---- EXCERPT

Have you run the plug wires again to be sure they are correct? They are easy to mix up on a SB Mopar.
 
I worked on a car over summer that behaved as described exactly. Engine would not tolerate ANY
preload on hyd lifters. Adjusted to 0 clearance ran fine. Lifters were Comp Cams Race Hyd.
Engine was SBC. Replaced lifters with "standard" type. All is well. Cam companies claim to make
their own lifters, but I have my doubts. I think those "race" lifters were probably a run of parts
that were machined improperly in a third world country, bought at a bargain price, and
marketed as a "race" part. Waddaya think? Am I crazy?
 
I think compession test would have seen that, though

That's what I assumed as well when I suggested the rocker adjustment. Although it doesn't hurt to double and triple check things like that in cases like this.

Somethings obviously not happy.
 
Start simple. Check wire routing to ensure the correct wire is on its coresponding plug.
 
Well, you installed an MSD box asking for hotter spark, yet the plugs aren't capable of the hotter spark due to the .035 gap.

Have you run the plug wires again to be sure they are correct? They are easy to mix up on a SB Mopar.
I have checked the firing order too many times. Lol
 
Am I the first to notice that the 2 spark plugs in question also have 'dirtier' looking threads on them? I had a problem with my spark plugs seating on my 408. I could actually see soot on the ends of my spark plug boots. At first I thought it was coming off of the exhaust but when I looked closely I could see that it was only the plugs (and the end of my spark plug boots) themselves that showed soot.

View attachment IMG_1795.jpg

I switched to a tapered plug design and the problem (which was similar to yours) went away.

Some of my plugs had no issues, but I had a few that would foul. I started out running
ACCEL Copper Core 784 plugs and switched to
CHAMPION Copper PlusRS12YC.

--------
---- EXCERPTED RECORDS

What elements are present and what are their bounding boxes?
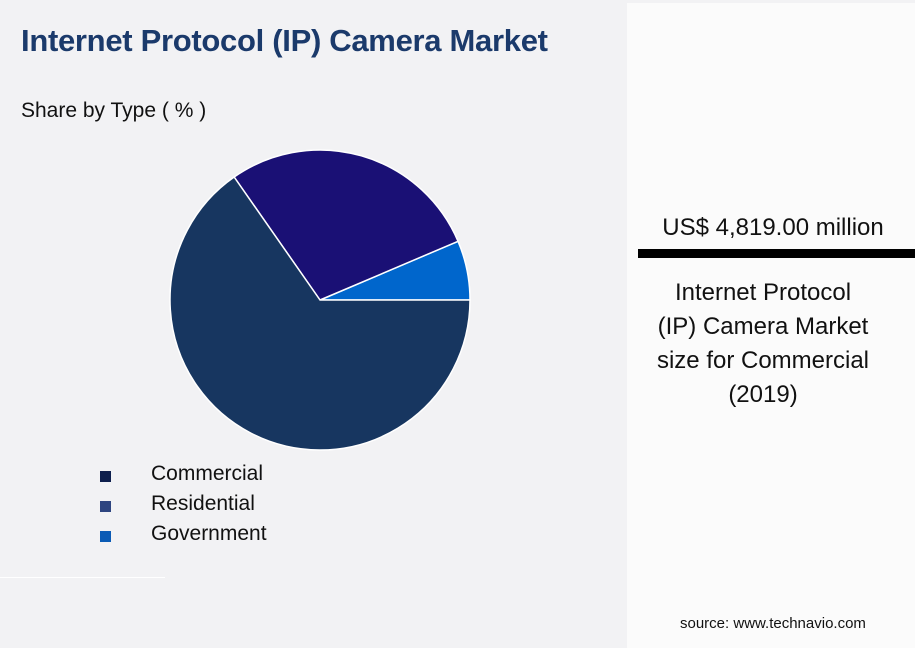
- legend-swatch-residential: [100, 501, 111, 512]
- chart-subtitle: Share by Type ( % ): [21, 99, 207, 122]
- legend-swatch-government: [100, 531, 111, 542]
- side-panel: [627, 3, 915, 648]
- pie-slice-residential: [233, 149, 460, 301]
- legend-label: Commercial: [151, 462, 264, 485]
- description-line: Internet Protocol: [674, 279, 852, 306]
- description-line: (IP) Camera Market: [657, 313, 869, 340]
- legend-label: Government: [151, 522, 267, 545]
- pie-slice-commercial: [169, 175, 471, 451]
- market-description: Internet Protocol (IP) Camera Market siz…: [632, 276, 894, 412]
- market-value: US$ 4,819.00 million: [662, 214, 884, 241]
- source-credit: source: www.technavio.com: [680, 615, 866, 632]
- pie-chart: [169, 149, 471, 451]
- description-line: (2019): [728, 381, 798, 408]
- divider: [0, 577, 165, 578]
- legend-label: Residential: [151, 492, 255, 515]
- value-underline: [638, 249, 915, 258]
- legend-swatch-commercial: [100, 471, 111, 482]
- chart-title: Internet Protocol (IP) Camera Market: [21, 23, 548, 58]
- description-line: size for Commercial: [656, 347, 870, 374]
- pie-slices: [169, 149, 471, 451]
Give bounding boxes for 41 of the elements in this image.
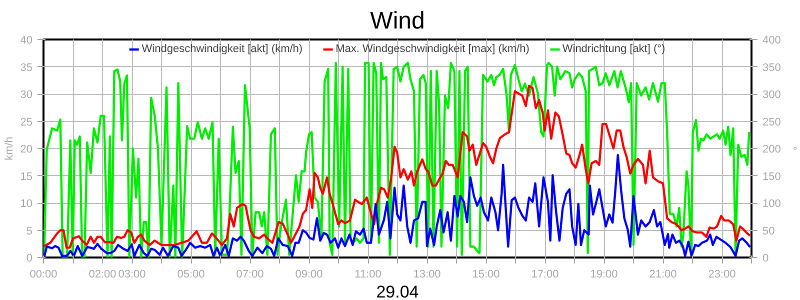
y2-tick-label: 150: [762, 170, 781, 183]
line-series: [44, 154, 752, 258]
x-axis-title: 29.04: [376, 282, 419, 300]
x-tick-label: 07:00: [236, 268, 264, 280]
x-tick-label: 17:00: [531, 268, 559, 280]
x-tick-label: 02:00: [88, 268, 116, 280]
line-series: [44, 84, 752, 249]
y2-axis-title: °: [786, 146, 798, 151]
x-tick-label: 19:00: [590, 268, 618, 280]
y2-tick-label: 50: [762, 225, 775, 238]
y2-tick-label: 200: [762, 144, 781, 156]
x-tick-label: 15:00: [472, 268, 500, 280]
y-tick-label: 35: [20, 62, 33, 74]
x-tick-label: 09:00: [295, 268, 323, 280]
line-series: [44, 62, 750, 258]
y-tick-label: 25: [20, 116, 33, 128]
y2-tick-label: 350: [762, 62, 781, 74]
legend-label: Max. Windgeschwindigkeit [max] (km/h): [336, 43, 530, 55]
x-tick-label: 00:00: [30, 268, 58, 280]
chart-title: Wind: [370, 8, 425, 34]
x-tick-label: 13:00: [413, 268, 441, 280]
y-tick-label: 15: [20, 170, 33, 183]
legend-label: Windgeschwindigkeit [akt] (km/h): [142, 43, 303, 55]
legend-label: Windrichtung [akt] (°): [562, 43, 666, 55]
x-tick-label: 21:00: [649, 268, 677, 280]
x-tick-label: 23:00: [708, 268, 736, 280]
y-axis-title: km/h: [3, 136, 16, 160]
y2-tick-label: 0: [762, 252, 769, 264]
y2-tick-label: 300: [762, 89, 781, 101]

--------

WRITTEN EXERCISE.
Answer these from the engine troubleshooting thread:
1. Which lifters were in the SBC engine that would not tolerate any preload?
2. What plug gap is named as keeping the plugs from using the hotter spark from the MSD box?
3. What plug design did the 408 owner switch to before the problem went away?

WORKED ANSWER.
1. Comp Cams Race Hyd lifters.
2. .035.
3. A tapered plug design.